## begin Listing

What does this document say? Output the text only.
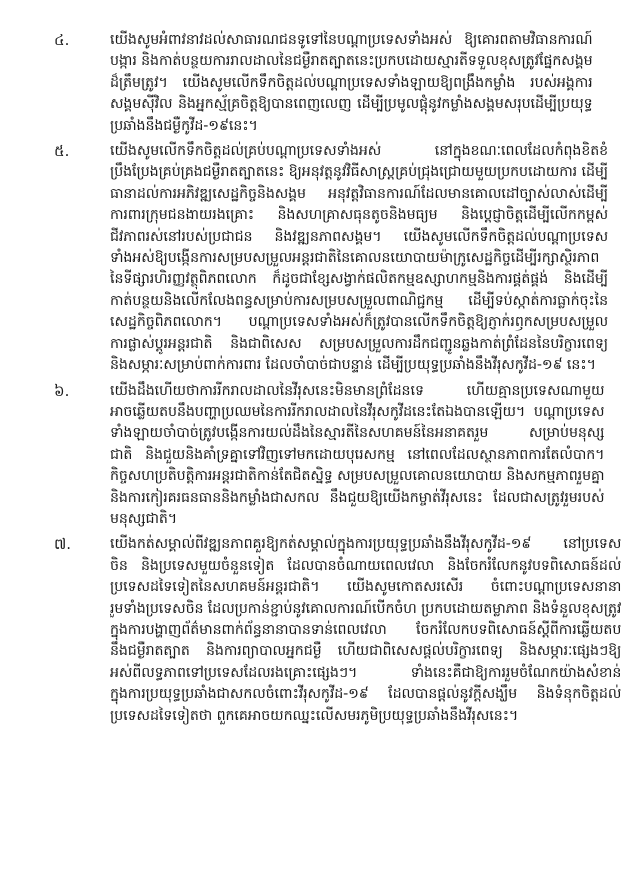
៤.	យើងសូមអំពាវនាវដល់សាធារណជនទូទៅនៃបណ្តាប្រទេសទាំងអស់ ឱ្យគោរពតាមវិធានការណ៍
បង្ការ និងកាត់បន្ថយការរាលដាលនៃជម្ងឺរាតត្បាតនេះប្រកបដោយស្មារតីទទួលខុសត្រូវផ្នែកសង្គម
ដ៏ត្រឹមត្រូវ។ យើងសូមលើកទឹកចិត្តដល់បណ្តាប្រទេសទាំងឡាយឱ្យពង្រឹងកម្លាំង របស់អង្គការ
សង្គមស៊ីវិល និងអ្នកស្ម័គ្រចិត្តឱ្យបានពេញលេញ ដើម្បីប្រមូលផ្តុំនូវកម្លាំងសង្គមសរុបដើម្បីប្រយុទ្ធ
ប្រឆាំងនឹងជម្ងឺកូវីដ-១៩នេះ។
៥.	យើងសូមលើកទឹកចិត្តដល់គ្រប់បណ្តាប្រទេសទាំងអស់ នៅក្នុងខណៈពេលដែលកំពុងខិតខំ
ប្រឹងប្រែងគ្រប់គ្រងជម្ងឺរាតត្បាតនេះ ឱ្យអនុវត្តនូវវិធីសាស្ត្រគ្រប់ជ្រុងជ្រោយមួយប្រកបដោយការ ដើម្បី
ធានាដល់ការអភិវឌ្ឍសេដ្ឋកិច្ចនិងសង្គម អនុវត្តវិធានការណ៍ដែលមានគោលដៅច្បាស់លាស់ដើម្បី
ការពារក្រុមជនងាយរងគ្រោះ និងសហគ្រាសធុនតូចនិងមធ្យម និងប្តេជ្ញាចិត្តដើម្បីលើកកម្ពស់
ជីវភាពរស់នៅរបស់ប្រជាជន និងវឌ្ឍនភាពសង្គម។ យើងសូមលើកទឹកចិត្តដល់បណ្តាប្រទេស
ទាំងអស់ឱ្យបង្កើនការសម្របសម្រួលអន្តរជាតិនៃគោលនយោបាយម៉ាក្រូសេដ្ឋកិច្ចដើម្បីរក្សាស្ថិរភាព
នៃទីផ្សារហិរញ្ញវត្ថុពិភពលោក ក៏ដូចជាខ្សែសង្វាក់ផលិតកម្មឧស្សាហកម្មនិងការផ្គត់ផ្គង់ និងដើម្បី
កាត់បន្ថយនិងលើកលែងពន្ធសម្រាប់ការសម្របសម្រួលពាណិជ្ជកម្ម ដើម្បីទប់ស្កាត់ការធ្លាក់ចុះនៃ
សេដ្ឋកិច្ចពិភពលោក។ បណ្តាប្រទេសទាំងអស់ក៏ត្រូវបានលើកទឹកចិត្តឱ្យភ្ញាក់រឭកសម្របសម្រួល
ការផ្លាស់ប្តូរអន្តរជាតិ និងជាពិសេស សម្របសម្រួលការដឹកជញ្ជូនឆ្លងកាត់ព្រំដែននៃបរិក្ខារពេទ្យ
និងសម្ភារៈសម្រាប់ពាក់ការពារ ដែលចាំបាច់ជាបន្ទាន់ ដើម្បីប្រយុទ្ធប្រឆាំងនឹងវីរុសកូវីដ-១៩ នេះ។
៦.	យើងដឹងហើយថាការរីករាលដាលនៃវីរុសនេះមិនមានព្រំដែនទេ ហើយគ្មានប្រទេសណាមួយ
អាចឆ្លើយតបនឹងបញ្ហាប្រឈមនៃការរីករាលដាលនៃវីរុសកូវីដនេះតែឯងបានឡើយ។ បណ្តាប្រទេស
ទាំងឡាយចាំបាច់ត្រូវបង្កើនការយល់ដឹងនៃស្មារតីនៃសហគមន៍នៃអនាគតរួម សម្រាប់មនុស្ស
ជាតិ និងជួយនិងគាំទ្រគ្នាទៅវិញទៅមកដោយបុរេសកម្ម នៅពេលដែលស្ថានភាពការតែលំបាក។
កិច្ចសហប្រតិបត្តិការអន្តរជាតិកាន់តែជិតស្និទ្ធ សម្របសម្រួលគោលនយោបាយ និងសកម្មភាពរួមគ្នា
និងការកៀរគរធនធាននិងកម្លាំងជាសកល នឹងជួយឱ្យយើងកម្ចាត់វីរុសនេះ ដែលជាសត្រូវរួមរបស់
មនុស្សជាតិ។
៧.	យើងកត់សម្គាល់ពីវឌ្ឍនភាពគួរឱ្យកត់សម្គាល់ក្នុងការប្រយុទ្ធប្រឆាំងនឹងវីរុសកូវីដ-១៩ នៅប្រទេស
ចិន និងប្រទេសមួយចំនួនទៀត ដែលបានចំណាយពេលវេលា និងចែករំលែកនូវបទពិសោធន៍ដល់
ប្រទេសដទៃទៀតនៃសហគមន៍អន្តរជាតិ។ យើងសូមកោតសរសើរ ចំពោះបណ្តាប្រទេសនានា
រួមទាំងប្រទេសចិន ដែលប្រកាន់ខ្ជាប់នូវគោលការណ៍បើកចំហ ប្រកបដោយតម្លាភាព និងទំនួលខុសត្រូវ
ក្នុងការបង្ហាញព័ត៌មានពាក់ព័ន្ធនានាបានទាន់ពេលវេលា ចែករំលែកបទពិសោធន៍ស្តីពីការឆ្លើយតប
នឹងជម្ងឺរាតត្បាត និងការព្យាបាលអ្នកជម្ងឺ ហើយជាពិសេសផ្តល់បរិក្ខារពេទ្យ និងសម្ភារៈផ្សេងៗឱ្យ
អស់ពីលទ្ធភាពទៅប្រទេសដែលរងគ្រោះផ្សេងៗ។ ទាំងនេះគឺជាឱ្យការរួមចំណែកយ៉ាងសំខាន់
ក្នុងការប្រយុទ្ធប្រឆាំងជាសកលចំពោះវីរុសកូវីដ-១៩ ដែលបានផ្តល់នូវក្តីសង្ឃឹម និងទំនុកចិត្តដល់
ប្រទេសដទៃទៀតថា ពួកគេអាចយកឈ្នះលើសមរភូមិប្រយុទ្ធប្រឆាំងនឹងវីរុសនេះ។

## end Listing
## begin Listing

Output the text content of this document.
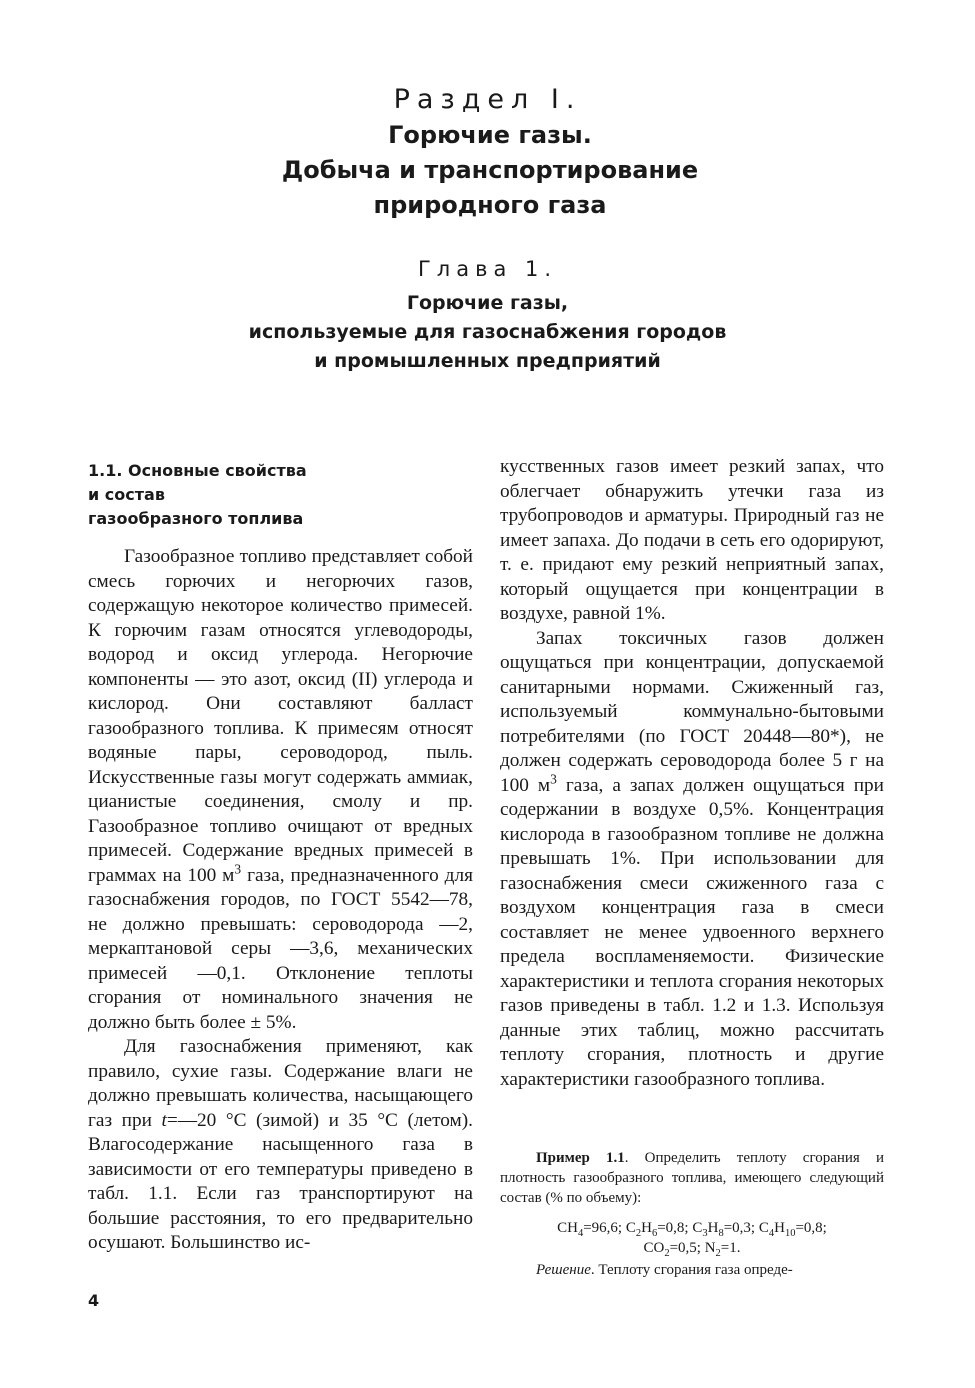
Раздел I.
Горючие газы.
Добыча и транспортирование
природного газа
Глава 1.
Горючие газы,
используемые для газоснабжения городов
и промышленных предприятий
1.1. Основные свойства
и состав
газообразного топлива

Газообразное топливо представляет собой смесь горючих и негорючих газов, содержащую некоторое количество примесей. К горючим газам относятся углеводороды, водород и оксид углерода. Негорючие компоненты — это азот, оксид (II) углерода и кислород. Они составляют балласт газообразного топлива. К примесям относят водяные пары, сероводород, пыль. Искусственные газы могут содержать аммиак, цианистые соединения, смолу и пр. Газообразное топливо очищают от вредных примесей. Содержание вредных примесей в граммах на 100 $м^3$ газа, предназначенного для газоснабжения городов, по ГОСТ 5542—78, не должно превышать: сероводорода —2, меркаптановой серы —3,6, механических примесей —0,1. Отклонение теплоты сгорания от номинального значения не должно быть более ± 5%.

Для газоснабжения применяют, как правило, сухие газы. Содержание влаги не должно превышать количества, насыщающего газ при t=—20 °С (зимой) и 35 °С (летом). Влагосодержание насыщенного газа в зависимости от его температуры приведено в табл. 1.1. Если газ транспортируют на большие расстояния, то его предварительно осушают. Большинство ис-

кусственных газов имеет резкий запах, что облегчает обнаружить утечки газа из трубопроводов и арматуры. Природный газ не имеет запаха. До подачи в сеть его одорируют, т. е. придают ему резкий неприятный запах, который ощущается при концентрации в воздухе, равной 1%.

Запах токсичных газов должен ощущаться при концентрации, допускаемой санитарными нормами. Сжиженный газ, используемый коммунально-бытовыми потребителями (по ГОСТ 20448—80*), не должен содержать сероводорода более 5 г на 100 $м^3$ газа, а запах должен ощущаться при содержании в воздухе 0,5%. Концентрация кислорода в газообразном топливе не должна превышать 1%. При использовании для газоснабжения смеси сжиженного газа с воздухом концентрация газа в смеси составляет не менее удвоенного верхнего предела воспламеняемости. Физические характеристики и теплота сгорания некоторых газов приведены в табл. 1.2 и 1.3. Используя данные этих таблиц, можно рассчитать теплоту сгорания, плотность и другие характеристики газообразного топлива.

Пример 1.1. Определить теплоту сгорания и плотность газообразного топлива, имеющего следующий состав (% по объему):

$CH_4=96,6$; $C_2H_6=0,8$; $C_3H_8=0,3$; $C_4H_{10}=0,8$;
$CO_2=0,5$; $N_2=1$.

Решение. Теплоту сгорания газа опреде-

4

## end Listing
## begin Listing

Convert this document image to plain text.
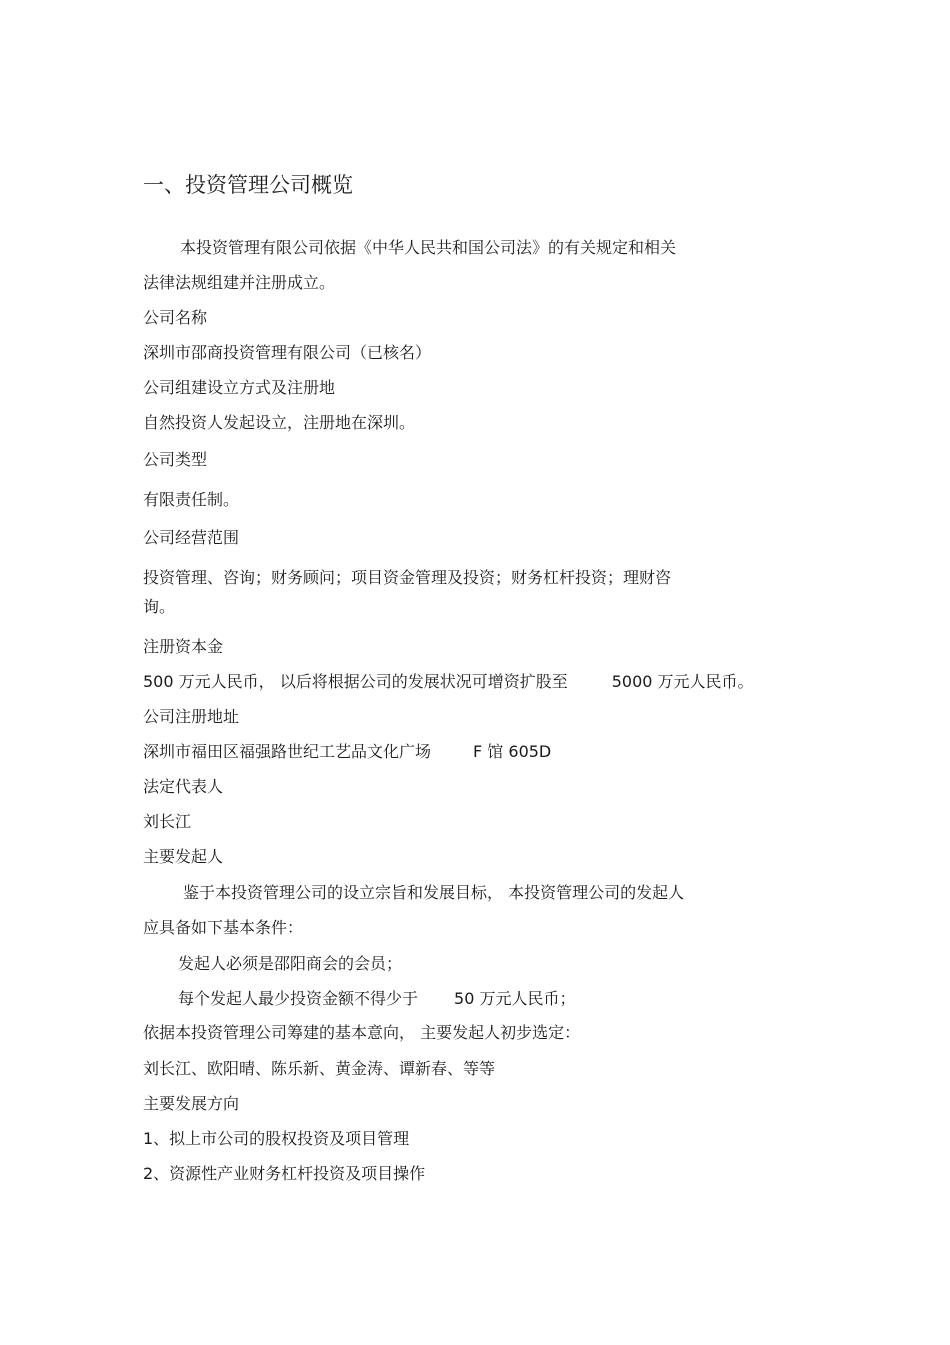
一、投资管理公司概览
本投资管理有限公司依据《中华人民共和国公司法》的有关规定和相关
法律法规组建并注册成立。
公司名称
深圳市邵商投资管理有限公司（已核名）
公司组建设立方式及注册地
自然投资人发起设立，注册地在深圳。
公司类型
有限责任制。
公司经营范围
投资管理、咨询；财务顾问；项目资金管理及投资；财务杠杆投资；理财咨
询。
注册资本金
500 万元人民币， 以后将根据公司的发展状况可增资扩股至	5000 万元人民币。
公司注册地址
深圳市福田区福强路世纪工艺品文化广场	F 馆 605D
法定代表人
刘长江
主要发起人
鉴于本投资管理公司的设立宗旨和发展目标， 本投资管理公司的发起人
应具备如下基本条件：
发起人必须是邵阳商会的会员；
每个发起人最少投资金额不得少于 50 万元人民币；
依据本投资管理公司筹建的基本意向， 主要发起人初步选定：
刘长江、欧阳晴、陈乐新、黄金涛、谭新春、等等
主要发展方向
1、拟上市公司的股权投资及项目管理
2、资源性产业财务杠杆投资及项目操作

## end Listing

* [What to do]: Copy out every line of the data that includes "запах".

* [Reply]:
кусственных газов имеет резкий запах, что облегчает обнаружить утечки газа из трубопроводов и арматуры. Природный газ не имеет запаха. До подачи в сеть его одорируют, т. е. придают ему резкий неприятный запах, который ощущается при концентрации в воздухе, равной 1%.
Запах токсичных газов должен ощущаться при концентрации, допускаемой санитарными нормами. Сжиженный газ, используемый коммунально-бытовыми потребителями (по ГОСТ 20448—80*), не должен содержать сероводорода более 5 г на 100 $м^3$ газа, а запах должен ощущаться при содержании в воздухе 0,5%. Концентрация кислорода в газообразном топливе не должна превышать 1%. При использовании для газоснабжения смеси сжиженного газа с воздухом концентрация газа в смеси составляет не менее удвоенного верхнего предела воспламеняемости. Физические характеристики и теплота сгорания некоторых газов приведены в табл. 1.2 и 1.3. Используя данные этих таблиц, можно рассчитать теплоту сгорания, плотность и другие характеристики газообразного топлива.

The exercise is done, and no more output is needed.